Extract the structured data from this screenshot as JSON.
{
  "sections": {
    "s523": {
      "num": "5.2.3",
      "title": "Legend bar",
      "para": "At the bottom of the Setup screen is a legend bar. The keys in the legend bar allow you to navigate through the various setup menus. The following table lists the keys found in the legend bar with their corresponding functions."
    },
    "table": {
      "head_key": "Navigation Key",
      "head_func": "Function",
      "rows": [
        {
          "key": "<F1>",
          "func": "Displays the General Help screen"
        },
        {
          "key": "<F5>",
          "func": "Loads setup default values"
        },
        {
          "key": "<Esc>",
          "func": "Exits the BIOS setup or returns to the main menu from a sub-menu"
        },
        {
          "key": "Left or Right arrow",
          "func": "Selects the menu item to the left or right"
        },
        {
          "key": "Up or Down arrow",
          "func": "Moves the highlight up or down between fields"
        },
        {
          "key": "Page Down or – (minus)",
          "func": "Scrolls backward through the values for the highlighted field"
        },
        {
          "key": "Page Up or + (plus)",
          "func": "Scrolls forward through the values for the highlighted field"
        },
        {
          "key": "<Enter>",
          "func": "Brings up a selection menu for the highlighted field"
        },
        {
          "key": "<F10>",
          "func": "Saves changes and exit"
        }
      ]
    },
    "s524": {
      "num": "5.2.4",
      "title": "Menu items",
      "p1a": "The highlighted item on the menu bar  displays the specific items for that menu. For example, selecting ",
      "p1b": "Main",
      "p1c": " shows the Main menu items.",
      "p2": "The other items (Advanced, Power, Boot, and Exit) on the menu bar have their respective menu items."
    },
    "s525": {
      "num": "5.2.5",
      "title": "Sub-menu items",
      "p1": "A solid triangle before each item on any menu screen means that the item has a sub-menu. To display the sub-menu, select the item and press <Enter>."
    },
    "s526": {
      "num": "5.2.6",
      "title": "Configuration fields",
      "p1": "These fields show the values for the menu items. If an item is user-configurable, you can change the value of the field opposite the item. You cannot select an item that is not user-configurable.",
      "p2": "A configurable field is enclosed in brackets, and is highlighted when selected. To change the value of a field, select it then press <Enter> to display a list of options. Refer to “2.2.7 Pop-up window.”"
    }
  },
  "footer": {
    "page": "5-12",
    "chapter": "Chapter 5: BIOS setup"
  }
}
++++++++++++++++++++
# PROBLEM TO SOLVE
Go through the entries and repeat each one exactly.

# SOLUTION TO THIS EXERCISE
Extract the structured data from this screenshot as JSON.
{
  "sections": {
    "s523": {
      "num": "5.2.3",
      "title": "Legend bar",
      "para": "At the bottom of the Setup screen is a legend bar. The keys in the legend bar allow you to navigate through the various setup menus. The following table lists the keys found in the legend bar with their corresponding functions."
    },
    "table": {
      "head_key": "Navigation Key",
      "head_func": "Function",
      "rows": [
        {
          "key": "<F1>",
          "func": "Displays the General Help screen"
        },
        {
          "key": "<F5>",
          "func": "Loads setup default values"
        },
        {
          "key": "<Esc>",
          "func": "Exits the BIOS setup or returns to the main menu from a sub-menu"
        },
        {
          "key": "Left or Right arrow",
          "func": "Selects the menu item to the left or right"
        },
        {
          "key": "Up or Down arrow",
          "func": "Moves the highlight up or down between fields"
        },
        {
          "key": "Page Down or – (minus)",
          "func": "Scrolls backward through the values for the highlighted field"
        },
        {
          "key": "Page Up or + (plus)",
          "func": "Scrolls forward through the values for the highlighted field"
        },
        {
          "key": "<Enter>",
          "func": "Brings up a selection menu for the highlighted field"
        },
        {
          "key": "<F10>",
          "func": "Saves changes and exit"
        }
      ]
    },
    "s524": {
      "num": "5.2.4",
      "title": "Menu items",
      "p1a": "The highlighted item on the menu bar  displays the specific items for that menu. For example, selecting ",
      "p1b": "Main",
      "p1c": " shows the Main menu items.",
      "p2": "The other items (Advanced, Power, Boot, and Exit) on the menu bar have their respective menu items."
    },
    "s525": {
      "num": "5.2.5",
      "title": "Sub-menu items",
      "p1": "A solid triangle before each item on any menu screen means that the item has a sub-menu. To display the sub-menu, select the item and press <Enter>."
    },
    "s526": {
      "num": "5.2.6",
      "title": "Configuration fields",
      "p1": "These fields show the values for the menu items. If an item is user-configurable, you can change the value of the field opposite the item. You cannot select an item that is not user-configurable.",
      "p2": "A configurable field is enclosed in brackets, and is highlighted when selected. To change the value of a field, select it then press <Enter> to display a list of options. Refer to “2.2.7 Pop-up window.”"
    }
  },
  "footer": {
    "page": "5-12",
    "chapter": "Chapter 5: BIOS setup"
  }
}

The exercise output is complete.